## TRAVAIL À EFFECTUER
Réécrivez sous forme de liste numérotée le passage du listing qui va du début jusqu'à la ligne contenant « link-purchase-import[interactable]: 仕入インポート [440, 142, 534, 163] », cette dernière comprise, en omettant les lignes vides.

= = =

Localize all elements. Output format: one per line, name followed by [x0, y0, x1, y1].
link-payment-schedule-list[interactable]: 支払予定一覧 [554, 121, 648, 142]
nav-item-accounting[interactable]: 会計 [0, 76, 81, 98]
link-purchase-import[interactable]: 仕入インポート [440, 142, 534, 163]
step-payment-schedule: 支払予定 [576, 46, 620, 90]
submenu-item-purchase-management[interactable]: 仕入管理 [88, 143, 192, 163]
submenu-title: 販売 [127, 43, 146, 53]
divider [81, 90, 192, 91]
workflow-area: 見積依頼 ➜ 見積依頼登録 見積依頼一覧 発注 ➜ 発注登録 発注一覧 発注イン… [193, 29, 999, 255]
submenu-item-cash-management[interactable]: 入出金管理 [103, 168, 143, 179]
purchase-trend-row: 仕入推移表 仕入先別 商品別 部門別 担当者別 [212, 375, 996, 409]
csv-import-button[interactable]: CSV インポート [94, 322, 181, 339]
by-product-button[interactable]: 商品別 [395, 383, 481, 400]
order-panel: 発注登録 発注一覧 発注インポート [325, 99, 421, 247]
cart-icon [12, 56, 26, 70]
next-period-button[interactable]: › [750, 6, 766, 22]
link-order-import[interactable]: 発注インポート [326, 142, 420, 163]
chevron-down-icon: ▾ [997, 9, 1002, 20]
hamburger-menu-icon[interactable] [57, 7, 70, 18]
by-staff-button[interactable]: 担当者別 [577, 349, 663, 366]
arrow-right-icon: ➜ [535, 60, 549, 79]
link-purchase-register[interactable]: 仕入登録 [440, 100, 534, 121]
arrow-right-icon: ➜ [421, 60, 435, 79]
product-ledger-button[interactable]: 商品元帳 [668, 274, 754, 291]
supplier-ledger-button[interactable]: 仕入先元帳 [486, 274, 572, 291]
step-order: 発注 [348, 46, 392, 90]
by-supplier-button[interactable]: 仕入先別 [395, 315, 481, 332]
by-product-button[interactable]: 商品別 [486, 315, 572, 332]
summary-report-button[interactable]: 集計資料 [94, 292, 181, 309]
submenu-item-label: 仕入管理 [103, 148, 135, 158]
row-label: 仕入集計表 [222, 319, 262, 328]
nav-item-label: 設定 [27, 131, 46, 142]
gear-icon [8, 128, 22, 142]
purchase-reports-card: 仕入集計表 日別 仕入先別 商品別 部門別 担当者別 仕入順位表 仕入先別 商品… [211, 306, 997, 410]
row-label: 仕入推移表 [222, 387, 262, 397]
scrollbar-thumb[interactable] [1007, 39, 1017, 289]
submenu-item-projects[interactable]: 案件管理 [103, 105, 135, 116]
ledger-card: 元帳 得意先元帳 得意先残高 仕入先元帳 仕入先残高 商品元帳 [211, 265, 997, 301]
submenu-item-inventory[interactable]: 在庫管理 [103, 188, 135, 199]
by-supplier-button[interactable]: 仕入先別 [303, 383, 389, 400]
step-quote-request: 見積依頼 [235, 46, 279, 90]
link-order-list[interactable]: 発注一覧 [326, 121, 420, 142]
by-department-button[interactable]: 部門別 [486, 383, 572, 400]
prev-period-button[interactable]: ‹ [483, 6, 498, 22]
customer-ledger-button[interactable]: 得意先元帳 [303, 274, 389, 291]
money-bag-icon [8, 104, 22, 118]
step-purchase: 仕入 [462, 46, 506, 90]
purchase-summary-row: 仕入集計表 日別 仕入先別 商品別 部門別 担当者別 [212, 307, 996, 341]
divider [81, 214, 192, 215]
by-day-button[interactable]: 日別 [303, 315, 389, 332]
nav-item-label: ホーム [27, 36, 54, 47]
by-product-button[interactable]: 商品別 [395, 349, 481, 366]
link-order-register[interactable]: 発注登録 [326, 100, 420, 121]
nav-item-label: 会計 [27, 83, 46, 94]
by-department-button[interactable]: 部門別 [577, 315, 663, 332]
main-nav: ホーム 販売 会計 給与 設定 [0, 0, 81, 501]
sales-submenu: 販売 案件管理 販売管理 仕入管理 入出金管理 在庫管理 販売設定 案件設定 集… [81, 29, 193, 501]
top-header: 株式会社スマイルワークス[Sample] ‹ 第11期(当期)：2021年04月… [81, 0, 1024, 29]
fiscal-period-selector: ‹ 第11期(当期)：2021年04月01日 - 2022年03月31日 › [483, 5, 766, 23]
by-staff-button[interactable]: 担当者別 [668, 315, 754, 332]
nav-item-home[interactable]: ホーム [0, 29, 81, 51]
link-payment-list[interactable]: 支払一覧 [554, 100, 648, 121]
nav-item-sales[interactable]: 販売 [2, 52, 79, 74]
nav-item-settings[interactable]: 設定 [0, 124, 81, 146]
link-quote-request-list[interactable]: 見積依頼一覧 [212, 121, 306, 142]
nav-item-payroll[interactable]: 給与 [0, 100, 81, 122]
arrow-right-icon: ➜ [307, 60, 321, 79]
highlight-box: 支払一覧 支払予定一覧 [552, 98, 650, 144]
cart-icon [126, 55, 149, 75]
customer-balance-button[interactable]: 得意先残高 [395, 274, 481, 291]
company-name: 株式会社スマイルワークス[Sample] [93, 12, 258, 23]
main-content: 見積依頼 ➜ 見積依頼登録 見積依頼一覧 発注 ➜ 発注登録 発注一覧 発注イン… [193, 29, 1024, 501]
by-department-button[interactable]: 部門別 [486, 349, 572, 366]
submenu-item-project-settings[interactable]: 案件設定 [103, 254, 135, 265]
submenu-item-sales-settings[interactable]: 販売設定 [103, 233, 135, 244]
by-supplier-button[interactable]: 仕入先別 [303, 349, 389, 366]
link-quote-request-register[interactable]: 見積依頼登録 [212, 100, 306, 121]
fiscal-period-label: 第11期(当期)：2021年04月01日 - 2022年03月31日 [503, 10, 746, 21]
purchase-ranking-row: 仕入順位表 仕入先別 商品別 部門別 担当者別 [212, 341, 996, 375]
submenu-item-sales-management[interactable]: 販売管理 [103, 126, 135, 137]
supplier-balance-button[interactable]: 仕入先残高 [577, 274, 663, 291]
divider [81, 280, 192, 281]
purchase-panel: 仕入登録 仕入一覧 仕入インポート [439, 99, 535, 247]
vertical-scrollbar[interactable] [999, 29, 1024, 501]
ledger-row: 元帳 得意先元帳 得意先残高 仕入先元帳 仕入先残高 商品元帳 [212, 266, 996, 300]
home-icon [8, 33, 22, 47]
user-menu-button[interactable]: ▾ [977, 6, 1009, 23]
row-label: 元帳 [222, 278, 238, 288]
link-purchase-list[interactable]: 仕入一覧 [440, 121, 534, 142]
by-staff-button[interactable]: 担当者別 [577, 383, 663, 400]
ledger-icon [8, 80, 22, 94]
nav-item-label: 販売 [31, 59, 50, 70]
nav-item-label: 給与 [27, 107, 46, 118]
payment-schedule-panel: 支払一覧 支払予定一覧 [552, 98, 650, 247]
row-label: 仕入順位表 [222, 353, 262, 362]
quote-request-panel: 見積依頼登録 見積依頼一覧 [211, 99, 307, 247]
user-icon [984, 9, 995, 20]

= = =

## RÉSULTAT OBTENU
1. Localize all elements. Output format: one per line, name followed by [x0, y0, x1, y1].
2. link-payment-schedule-list[interactable]: 支払予定一覧 [554, 121, 648, 142]
3. nav-item-accounting[interactable]: 会計 [0, 76, 81, 98]
4. link-purchase-import[interactable]: 仕入インポート [440, 142, 534, 163]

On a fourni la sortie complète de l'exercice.